■ Work to do
In the listing below, change every "stamp-card" to "loyalty-card" and give the lines back with nothing else altered. Omit the picture from your answer.

[Labeled box records]
........
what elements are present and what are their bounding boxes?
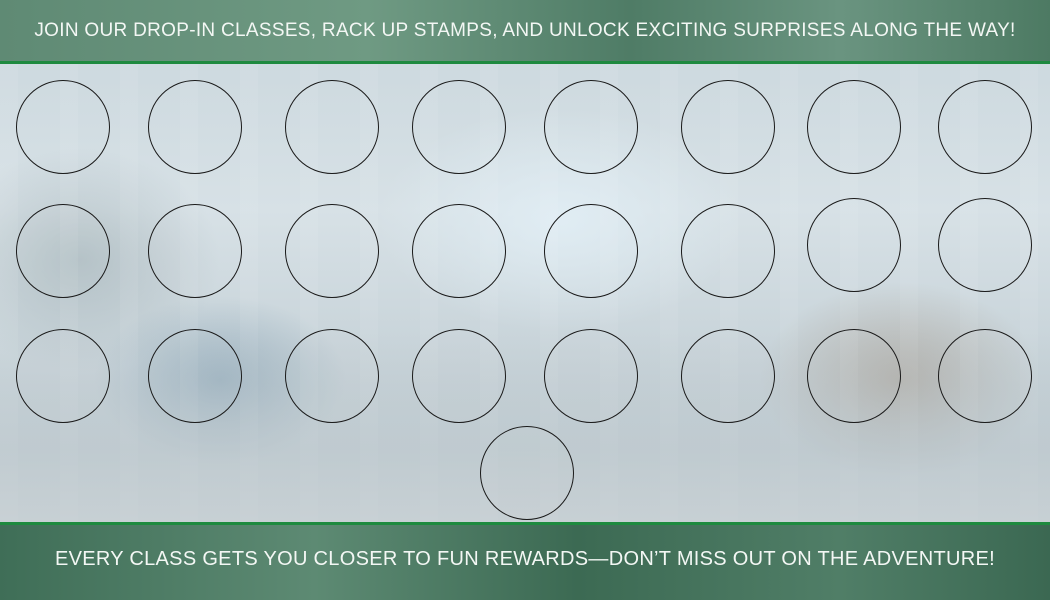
stamp-slot-5 <box>544 80 638 174</box>
stamp-slot-3 <box>285 80 379 174</box>
stamp-slot-9 <box>16 204 110 298</box>
stamp-slot-19 <box>285 329 379 423</box>
stamp-slot-21 <box>544 329 638 423</box>
stamp-slot-22 <box>681 329 775 423</box>
stamp-slot-2 <box>148 80 242 174</box>
stamp-slot-12 <box>412 204 506 298</box>
stamp-slot-6 <box>681 80 775 174</box>
header-text: JOIN OUR DROP-IN CLASSES, RACK UP STAMPS… <box>34 19 1016 41</box>
stamp-slot-14 <box>681 204 775 298</box>
stamp-slot-18 <box>148 329 242 423</box>
stamp-slot-7 <box>807 80 901 174</box>
footer-band: EVERY CLASS GETS YOU CLOSER TO FUN REWAR… <box>0 522 1050 600</box>
footer-text: EVERY CLASS GETS YOU CLOSER TO FUN REWAR… <box>54 548 996 570</box>
stamp-slot-4 <box>412 80 506 174</box>
stamp-slot-8 <box>938 80 1032 174</box>
stamp-slot-10 <box>148 204 242 298</box>
stamp-slot-17 <box>16 329 110 423</box>
stamp-slot-23 <box>807 329 901 423</box>
stamp-slot-15 <box>807 198 901 292</box>
stamp-card: JOIN OUR DROP-IN CLASSES, RACK UP STAMPS… <box>0 0 1050 600</box>
stamp-slot-24 <box>938 329 1032 423</box>
stamp-slot-1 <box>16 80 110 174</box>
stamp-slot-16 <box>938 198 1032 292</box>
header-band: JOIN OUR DROP-IN CLASSES, RACK UP STAMPS… <box>0 0 1050 64</box>
stamp-slot-25 <box>480 426 574 520</box>
stamp-slot-11 <box>285 204 379 298</box>
stamp-slot-13 <box>544 204 638 298</box>
stamp-slot-20 <box>412 329 506 423</box>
........
■ Solved problem
what elements are present and what are their bounding boxes?
stamp-slot-5 <box>544 80 638 174</box>
stamp-slot-3 <box>285 80 379 174</box>
stamp-slot-9 <box>16 204 110 298</box>
stamp-slot-19 <box>285 329 379 423</box>
stamp-slot-21 <box>544 329 638 423</box>
stamp-slot-22 <box>681 329 775 423</box>
stamp-slot-2 <box>148 80 242 174</box>
stamp-slot-12 <box>412 204 506 298</box>
stamp-slot-6 <box>681 80 775 174</box>
header-text: JOIN OUR DROP-IN CLASSES, RACK UP STAMPS… <box>34 19 1016 41</box>
stamp-slot-14 <box>681 204 775 298</box>
stamp-slot-18 <box>148 329 242 423</box>
stamp-slot-7 <box>807 80 901 174</box>
footer-band: EVERY CLASS GETS YOU CLOSER TO FUN REWAR… <box>0 522 1050 600</box>
footer-text: EVERY CLASS GETS YOU CLOSER TO FUN REWAR… <box>54 548 996 570</box>
stamp-slot-4 <box>412 80 506 174</box>
stamp-slot-8 <box>938 80 1032 174</box>
stamp-slot-10 <box>148 204 242 298</box>
stamp-slot-17 <box>16 329 110 423</box>
stamp-slot-23 <box>807 329 901 423</box>
stamp-slot-15 <box>807 198 901 292</box>
loyalty-card: JOIN OUR DROP-IN CLASSES, RACK UP STAMPS… <box>0 0 1050 600</box>
stamp-slot-24 <box>938 329 1032 423</box>
stamp-slot-1 <box>16 80 110 174</box>
stamp-slot-16 <box>938 198 1032 292</box>
header-band: JOIN OUR DROP-IN CLASSES, RACK UP STAMPS… <box>0 0 1050 64</box>
stamp-slot-25 <box>480 426 574 520</box>
stamp-slot-11 <box>285 204 379 298</box>
stamp-slot-13 <box>544 204 638 298</box>
stamp-slot-20 <box>412 329 506 423</box>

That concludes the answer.